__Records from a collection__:
╭──

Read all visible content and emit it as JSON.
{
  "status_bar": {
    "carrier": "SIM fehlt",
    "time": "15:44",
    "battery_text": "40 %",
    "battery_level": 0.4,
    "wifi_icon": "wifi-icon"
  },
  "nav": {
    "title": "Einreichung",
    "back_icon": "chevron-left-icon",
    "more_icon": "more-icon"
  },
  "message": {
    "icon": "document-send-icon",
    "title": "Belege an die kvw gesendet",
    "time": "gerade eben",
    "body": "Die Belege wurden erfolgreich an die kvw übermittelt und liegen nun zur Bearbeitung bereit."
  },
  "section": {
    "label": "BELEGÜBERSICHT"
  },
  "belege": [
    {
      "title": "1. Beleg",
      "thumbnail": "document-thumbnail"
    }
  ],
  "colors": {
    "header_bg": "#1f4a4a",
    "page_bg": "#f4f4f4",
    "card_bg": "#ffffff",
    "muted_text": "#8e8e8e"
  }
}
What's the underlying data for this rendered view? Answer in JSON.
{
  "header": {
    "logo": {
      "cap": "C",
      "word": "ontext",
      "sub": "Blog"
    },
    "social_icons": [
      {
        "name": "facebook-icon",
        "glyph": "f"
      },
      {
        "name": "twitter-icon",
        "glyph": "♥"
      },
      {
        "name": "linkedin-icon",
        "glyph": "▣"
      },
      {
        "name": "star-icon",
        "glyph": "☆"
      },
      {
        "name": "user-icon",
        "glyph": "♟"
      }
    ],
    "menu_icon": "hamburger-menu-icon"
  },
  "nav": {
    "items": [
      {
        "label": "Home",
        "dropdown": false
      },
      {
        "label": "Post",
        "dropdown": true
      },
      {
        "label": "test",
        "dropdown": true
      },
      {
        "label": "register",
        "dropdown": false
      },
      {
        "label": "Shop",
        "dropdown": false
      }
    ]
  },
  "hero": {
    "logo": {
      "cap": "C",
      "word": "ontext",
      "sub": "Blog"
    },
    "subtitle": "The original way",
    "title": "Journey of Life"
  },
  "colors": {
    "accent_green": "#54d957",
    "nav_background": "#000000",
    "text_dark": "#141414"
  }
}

╰──

__Exercise details__:
Extract the full listing above without altering anything.

__Answer__:
Read all visible content and emit it as JSON.
{
  "status_bar": {
    "carrier": "SIM fehlt",
    "time": "15:44",
    "battery_text": "40 %",
    "battery_level": 0.4,
    "wifi_icon": "wifi-icon"
  },
  "nav": {
    "title": "Einreichung",
    "back_icon": "chevron-left-icon",
    "more_icon": "more-icon"
  },
  "message": {
    "icon": "document-send-icon",
    "title": "Belege an die kvw gesendet",
    "time": "gerade eben",
    "body": "Die Belege wurden erfolgreich an die kvw übermittelt und liegen nun zur Bearbeitung bereit."
  },
  "section": {
    "label": "BELEGÜBERSICHT"
  },
  "belege": [
    {
      "title": "1. Beleg",
      "thumbnail": "document-thumbnail"
    }
  ],
  "colors": {
    "header_bg": "#1f4a4a",
    "page_bg": "#f4f4f4",
    "card_bg": "#ffffff",
    "muted_text": "#8e8e8e"
  }
}
What's the underlying data for this rendered view? Answer in JSON.
{
  "header": {
    "logo": {
      "cap": "C",
      "word": "ontext",
      "sub": "Blog"
    },
    "social_icons": [
      {
        "name": "facebook-icon",
        "glyph": "f"
      },
      {
        "name": "twitter-icon",
        "glyph": "♥"
      },
      {
        "name": "linkedin-icon",
        "glyph": "▣"
      },
      {
        "name": "star-icon",
        "glyph": "☆"
      },
      {
        "name": "user-icon",
        "glyph": "♟"
      }
    ],
    "menu_icon": "hamburger-menu-icon"
  },
  "nav": {
    "items": [
      {
        "label": "Home",
        "dropdown": false
      },
      {
        "label": "Post",
        "dropdown": true
      },
      {
        "label": "test",
        "dropdown": true
      },
      {
        "label": "register",
        "dropdown": false
      },
      {
        "label": "Shop",
        "dropdown": false
      }
    ]
  },
  "hero": {
    "logo": {
      "cap": "C",
      "word": "ontext",
      "sub": "Blog"
    },
    "subtitle": "The original way",
    "title": "Journey of Life"
  },
  "colors": {
    "accent_green": "#54d957",
    "nav_background": "#000000",
    "text_dark": "#141414"
  }
}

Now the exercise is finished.